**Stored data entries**
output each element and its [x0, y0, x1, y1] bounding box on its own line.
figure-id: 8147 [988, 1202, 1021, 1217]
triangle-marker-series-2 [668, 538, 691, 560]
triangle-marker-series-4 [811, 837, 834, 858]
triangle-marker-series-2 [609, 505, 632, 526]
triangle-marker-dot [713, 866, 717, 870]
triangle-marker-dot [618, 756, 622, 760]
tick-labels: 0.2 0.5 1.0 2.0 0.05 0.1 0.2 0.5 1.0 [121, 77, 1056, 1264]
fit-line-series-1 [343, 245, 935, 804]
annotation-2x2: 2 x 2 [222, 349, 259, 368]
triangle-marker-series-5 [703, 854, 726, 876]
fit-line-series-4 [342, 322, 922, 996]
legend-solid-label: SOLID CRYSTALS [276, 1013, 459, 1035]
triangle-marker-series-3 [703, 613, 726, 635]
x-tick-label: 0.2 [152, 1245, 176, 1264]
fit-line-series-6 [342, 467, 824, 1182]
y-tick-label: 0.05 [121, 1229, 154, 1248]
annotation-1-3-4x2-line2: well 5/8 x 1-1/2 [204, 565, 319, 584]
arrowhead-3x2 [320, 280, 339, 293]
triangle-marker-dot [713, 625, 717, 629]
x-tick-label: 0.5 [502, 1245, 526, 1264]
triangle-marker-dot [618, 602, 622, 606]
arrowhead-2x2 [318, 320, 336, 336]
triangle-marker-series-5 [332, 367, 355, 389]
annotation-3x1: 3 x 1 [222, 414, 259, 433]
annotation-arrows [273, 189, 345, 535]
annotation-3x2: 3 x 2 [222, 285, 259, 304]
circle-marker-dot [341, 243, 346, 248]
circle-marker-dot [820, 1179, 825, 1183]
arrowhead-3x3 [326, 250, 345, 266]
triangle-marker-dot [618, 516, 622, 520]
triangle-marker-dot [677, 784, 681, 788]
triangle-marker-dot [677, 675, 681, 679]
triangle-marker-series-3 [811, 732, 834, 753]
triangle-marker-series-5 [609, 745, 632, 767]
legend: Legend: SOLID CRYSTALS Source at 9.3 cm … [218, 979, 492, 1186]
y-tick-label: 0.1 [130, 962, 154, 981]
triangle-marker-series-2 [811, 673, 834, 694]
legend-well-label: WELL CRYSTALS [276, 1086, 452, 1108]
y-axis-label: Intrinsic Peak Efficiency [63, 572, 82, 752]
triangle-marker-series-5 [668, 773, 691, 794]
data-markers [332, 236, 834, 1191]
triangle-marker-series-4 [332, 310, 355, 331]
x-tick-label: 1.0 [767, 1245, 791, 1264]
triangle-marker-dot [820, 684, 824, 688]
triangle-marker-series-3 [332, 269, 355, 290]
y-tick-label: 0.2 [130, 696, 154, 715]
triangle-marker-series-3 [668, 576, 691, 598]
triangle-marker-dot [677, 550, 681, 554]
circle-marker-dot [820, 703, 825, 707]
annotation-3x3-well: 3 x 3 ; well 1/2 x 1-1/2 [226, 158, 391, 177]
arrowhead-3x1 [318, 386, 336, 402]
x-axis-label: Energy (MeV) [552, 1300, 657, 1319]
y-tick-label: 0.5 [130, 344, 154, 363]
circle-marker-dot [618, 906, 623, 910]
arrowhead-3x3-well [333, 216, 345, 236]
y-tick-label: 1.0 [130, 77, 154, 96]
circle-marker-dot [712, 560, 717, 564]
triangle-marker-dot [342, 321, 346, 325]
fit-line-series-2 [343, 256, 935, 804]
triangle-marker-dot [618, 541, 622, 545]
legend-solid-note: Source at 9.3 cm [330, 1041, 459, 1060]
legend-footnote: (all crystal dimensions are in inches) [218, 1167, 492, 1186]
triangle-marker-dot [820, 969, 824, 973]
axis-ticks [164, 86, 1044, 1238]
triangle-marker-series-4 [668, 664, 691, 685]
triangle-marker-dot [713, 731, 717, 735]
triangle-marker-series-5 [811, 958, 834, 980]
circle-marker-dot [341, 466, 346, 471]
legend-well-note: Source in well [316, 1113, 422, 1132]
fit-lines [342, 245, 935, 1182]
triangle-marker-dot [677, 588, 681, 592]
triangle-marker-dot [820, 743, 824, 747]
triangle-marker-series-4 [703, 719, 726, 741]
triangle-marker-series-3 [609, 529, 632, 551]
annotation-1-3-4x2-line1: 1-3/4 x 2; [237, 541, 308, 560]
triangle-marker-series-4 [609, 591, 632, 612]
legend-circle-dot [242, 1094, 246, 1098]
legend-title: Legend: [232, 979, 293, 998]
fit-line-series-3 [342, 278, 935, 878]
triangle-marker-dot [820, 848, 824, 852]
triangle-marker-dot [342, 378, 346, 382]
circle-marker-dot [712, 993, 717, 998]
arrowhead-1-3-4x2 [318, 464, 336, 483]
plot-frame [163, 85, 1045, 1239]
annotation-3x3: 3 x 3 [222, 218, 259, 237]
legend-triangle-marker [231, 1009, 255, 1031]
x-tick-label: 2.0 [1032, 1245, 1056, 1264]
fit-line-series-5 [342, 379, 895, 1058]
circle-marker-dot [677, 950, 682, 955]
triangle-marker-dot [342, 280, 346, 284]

**Objective**
Please return each line of the listing above that contains the string "arrowhead".

**Result below**
arrowhead-3x2 [320, 280, 339, 293]
arrowhead-2x2 [318, 320, 336, 336]
arrowhead-3x3 [326, 250, 345, 266]
arrowhead-3x1 [318, 386, 336, 402]
arrowhead-3x3-well [333, 216, 345, 236]
arrowhead-1-3-4x2 [318, 464, 336, 483]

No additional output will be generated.